**Stated problem**. Only the number is wanted: how many lines hold the word "fields"?
##############################
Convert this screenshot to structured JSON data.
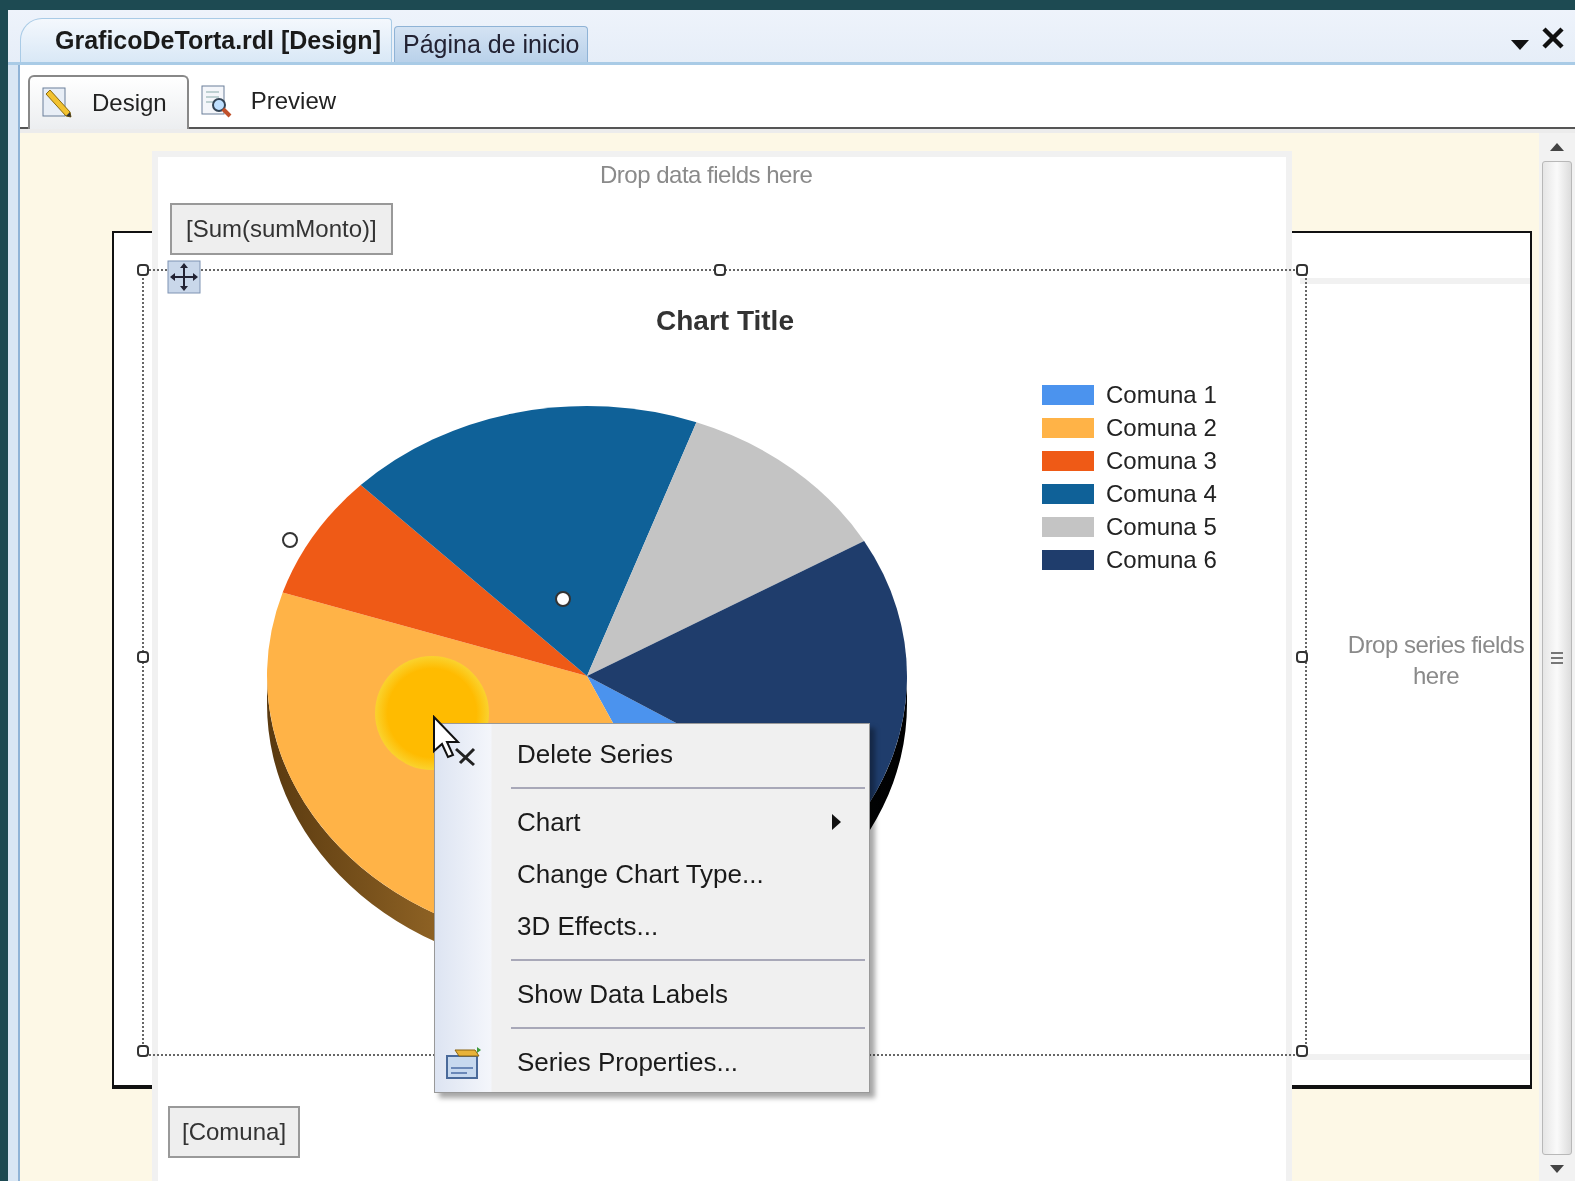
{
  "document_tabs": [
    {
      "label": "GraficoDeTorta.rdl [Design]",
      "selected": true
    },
    {
      "label": "Página de inicio",
      "selected": false
    }
  ],
  "view_tabs": [
    {
      "label": "Design",
      "kind": "design",
      "selected": true
    },
    {
      "label": "Preview",
      "kind": "preview",
      "selected": false
    }
  ],
  "data_drop_zone": "Drop data fields here",
  "data_field": "[Sum(sumMonto)]",
  "series_drop_zone": "Drop series fields here",
  "category_field": "[Comuna]",
  "chart": {
    "title": "Chart Title",
    "legend": [
      {
        "label": "Comuna 1",
        "color": "#4b93ee"
      },
      {
        "label": "Comuna 2",
        "color": "#ffb347"
      },
      {
        "label": "Comuna 3",
        "color": "#ef5a16"
      },
      {
        "label": "Comuna 4",
        "color": "#0f6198"
      },
      {
        "label": "Comuna 5",
        "color": "#c4c4c4"
      },
      {
        "label": "Comuna 6",
        "color": "#1f3d6c"
      }
    ]
  },
  "context_menu": {
    "items": [
      {
        "kind": "item",
        "label": "Delete Series"
      },
      {
        "kind": "separator"
      },
      {
        "kind": "submenu",
        "label": "Chart"
      },
      {
        "kind": "item",
        "label": "Change Chart Type..."
      },
      {
        "kind": "item",
        "label": "3D Effects..."
      },
      {
        "kind": "separator"
      },
      {
        "kind": "item",
        "label": "Show Data Labels"
      },
      {
        "kind": "separator"
      },
      {
        "kind": "icon_item",
        "label": "Series Properties..."
      }
    ]
  }
}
##############################
**Correct answer**. 2